# Selected passage
◇ ◇ ◇ ◇ ◇
Riley v. Brown and Root, Inc.

Annotate this Case

Riley v. Brown and Root, Inc.
1992 OK 114
836 P.2d 1298
63 OBJ 2142
Case Number: 76686
Decided: 07/14/1992
Modified: 08/24/1992
Supreme Court of Oklahoma

 
RONNA RILEY, PERSONAL REPRESENTATIVE OF IRA BOB HARRY RILEY, DECEASED, PLAINTIFF,
v.
BROWN AND ROOT, INC., A CORPORATION; THE RUST ENGINEERING COMPANY, A CORPORATION, STEBBINS ENGINEERING AND MANUFACTURING COMPANY, A CORPORATION; AND WEYERHAEUSER COMPANY, A CORPORATION, DEFENDANTS.

Appeal from the United States District Court for the Western District of Oklahoma, Lee R. West, J.

Certified Question from the United States District Court for the Western District of Oklahoma; Lee R. West.

¶0 Certified Question from a wrongful death case in the Federal District Court regarding the constitutionality of 12 O.S. 1981 § 109 in light of Article 23, Section 7 of the Oklahoma Constitution. We uphold the statute as constitutional. QUESTION ANSWERED.

Ed Abel, Lynn B. Mares, Abel, Musser, Sokolosky & Associates, Oklahoma City, for plaintiff.

Page Dobson, Terry A. Hall, Holloway, Dobson, Hudson & Bachman, Oklahoma City, for defendant Rust Intern.
◇ ◇ ◇ ◇ ◇
# Dataset excerpts

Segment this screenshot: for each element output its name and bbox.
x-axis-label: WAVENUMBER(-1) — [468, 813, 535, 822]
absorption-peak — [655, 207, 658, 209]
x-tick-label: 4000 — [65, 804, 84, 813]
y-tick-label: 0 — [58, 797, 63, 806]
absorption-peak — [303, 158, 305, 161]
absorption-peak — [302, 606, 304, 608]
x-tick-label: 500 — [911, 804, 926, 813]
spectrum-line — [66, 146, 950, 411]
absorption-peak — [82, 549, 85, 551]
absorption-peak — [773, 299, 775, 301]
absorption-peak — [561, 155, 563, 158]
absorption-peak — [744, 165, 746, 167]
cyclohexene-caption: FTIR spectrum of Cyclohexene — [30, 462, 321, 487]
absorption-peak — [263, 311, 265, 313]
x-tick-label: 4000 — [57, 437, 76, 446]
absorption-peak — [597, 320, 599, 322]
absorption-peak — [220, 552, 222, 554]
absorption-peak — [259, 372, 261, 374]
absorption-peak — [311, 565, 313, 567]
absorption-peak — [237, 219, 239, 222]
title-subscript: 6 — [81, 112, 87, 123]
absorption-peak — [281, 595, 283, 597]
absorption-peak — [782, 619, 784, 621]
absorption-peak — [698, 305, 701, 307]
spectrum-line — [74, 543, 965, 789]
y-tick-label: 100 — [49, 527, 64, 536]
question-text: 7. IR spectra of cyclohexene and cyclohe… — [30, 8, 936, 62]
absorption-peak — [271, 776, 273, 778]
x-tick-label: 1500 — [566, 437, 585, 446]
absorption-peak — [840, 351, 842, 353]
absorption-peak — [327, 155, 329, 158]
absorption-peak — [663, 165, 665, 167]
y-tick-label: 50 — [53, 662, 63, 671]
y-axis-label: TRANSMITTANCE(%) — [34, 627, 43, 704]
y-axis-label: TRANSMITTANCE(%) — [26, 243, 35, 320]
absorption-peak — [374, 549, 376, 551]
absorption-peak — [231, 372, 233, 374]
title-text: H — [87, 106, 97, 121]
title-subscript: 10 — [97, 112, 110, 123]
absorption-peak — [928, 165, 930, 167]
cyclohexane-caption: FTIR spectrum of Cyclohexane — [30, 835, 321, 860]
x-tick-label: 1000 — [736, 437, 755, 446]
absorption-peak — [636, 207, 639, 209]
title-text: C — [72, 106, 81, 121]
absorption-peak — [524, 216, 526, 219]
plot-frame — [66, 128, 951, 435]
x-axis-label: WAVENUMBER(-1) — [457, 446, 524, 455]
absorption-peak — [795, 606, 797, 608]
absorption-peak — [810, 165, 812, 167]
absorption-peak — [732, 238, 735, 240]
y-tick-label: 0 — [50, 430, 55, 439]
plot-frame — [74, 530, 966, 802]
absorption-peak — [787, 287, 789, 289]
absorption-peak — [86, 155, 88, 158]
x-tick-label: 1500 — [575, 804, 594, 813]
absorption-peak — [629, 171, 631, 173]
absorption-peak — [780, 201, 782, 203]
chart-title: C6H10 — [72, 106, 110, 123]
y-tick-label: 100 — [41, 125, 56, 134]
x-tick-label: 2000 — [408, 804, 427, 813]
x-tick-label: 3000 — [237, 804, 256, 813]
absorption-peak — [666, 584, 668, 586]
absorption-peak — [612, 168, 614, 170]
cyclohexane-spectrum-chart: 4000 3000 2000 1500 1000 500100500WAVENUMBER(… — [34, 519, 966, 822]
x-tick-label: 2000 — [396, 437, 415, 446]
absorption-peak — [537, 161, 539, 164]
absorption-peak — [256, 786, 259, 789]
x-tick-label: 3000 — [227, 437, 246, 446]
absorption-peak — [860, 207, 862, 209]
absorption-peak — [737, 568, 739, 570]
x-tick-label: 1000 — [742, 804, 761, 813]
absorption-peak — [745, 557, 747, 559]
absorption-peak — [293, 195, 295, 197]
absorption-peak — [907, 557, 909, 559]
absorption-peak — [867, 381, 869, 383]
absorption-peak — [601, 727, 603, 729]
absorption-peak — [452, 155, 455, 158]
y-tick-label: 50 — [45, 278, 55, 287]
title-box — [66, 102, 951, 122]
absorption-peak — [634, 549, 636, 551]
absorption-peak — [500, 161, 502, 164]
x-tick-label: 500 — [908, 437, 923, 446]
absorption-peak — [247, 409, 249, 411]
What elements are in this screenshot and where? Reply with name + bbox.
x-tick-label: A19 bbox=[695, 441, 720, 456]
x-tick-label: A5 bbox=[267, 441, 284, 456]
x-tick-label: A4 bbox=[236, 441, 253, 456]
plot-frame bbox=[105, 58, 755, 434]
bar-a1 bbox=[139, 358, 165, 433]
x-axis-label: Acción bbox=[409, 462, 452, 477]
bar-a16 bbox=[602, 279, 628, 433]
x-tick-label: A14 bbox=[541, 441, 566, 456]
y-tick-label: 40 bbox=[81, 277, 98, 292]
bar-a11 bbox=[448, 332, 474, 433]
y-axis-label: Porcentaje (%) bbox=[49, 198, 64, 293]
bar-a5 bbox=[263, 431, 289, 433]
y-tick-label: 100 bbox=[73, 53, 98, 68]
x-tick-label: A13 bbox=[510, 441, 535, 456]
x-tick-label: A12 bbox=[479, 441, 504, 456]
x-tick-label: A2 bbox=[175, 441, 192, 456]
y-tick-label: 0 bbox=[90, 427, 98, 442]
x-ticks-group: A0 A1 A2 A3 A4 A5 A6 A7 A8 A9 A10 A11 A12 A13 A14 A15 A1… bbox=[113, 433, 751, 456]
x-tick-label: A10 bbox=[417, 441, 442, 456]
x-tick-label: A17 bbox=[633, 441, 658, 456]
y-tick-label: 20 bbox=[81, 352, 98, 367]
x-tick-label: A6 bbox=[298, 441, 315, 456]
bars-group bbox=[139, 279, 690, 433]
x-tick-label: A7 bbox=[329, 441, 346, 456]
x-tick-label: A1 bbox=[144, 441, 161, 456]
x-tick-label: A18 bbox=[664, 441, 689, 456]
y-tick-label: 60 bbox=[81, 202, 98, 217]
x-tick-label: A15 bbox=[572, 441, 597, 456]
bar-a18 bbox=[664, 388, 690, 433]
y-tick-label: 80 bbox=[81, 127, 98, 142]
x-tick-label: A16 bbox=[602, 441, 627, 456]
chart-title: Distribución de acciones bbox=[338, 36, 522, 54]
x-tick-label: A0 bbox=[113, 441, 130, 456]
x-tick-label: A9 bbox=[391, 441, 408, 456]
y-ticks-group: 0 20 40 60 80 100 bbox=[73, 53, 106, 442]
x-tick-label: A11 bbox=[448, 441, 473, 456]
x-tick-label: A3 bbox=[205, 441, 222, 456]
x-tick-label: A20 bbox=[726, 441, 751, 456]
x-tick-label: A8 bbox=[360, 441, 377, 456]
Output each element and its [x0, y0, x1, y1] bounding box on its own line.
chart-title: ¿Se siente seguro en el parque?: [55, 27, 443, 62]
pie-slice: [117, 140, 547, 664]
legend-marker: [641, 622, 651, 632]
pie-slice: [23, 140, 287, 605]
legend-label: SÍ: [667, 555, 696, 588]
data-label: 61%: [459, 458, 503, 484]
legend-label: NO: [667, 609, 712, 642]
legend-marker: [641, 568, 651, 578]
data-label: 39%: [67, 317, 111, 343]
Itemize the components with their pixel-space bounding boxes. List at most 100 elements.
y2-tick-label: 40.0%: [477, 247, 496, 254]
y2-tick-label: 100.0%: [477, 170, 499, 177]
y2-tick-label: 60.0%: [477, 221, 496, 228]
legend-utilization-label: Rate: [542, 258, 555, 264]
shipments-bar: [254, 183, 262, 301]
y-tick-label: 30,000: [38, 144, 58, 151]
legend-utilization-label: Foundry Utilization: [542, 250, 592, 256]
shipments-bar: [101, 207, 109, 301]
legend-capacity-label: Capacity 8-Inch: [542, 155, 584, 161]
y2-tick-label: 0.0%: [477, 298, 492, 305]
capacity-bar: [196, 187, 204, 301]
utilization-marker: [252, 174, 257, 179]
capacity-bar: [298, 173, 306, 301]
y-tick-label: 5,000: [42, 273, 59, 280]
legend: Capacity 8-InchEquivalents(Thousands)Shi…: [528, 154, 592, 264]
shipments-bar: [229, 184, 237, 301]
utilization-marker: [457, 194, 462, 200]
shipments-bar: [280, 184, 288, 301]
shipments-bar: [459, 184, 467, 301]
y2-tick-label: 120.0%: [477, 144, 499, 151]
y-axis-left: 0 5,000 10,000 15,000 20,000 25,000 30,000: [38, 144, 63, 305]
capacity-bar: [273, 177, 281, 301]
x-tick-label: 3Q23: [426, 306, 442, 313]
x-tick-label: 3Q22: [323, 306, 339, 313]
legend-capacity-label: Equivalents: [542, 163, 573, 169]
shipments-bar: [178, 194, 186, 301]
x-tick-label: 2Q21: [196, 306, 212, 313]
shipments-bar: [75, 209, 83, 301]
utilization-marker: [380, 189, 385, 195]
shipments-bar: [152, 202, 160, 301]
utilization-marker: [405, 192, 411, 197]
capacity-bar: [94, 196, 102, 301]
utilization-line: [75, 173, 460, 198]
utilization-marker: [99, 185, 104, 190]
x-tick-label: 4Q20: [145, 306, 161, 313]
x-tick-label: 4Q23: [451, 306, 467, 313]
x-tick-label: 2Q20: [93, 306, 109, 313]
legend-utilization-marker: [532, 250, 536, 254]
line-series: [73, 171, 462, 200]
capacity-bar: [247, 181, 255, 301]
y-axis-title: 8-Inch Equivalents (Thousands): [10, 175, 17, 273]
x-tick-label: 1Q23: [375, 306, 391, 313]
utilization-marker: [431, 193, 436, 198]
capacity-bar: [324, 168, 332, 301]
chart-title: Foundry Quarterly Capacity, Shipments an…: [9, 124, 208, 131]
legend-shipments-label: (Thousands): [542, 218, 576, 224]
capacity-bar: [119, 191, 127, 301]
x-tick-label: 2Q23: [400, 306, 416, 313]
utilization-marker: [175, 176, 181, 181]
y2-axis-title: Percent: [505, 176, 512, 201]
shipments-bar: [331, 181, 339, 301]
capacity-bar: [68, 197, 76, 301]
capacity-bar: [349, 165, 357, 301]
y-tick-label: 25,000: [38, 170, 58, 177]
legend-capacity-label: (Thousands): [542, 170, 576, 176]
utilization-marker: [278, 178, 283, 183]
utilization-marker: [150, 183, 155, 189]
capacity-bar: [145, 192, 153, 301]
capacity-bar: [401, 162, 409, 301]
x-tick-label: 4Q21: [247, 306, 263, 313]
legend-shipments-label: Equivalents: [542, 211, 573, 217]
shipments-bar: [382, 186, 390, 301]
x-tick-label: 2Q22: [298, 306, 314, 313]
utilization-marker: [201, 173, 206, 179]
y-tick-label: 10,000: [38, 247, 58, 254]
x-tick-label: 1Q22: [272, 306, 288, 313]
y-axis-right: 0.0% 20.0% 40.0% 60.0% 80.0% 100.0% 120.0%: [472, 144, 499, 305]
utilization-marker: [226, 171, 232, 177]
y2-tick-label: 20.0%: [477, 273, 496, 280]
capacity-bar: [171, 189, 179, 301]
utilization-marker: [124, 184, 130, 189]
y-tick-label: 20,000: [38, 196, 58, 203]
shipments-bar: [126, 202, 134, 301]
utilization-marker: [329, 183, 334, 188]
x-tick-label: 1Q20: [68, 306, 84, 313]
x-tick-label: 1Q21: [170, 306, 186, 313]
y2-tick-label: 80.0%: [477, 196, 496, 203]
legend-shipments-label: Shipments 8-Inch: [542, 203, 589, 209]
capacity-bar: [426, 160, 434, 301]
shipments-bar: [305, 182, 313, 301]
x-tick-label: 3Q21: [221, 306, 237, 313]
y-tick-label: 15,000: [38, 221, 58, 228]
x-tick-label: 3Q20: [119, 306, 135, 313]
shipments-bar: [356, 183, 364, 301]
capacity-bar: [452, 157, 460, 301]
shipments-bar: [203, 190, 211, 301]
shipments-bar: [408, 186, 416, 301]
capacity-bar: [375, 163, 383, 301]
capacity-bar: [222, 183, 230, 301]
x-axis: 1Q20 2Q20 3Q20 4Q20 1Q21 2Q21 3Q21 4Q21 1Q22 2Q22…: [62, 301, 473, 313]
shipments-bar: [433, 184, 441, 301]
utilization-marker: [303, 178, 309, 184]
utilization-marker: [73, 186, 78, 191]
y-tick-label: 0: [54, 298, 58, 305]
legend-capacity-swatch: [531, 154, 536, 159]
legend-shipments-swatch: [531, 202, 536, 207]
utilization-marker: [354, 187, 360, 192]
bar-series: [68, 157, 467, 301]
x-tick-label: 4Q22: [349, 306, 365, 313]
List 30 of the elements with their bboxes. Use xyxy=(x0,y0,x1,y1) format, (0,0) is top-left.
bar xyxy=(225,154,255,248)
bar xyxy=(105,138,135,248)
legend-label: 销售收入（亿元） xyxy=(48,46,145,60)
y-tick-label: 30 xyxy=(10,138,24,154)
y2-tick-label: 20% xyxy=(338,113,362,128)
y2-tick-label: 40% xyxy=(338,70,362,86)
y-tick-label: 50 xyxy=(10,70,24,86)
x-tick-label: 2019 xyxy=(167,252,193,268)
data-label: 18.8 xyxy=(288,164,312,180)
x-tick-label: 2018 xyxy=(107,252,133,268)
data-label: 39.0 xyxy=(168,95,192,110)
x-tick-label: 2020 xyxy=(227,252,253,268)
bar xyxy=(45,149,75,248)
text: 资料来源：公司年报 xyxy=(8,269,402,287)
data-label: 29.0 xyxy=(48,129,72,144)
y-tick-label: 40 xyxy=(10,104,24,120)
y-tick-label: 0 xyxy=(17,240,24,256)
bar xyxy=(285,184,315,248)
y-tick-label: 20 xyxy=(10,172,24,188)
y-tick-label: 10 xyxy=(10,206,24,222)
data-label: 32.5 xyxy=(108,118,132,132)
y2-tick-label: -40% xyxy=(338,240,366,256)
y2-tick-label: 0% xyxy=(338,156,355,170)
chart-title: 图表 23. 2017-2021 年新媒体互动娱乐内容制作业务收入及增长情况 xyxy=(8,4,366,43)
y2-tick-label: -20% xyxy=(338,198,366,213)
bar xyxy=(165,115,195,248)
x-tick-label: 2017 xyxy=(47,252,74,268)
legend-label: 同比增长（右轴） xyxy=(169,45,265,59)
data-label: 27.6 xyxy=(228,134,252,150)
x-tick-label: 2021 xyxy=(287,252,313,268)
◇ ◇ ◇ ◇ ◇
# Task prompt
Pick up the Riley v. Brown and Root, Inc. court text after its final line and write the part that comes next.

# Right answer
Hugh A. Baysinger, Kathleen J. Adler, Pierce, Couch, Hendrickson, Johnston, & Baysinger, Oklahoma City, for amici curiae.

SUMMERS, Justice.

[836 P.2d 1299]

¶1 The Honorable Lee R. West certifies for our decision

Is 12 O.S. 1981 § 109 constitutional in wrongful death actions in light of Article 23, § 7 of the Oklahoma Constitution?

We have recently upheld the so-called architects' and builders' statute against a variety of other state constitutional challenges. Our answerer to the certified question is that the statute must again be upheld as constitutional.

¶2 Ronna Riley as personal representative of Ira Bob Harry Riley, deceased, brought a manufacturer's products liability suit against Rust Engineering Company.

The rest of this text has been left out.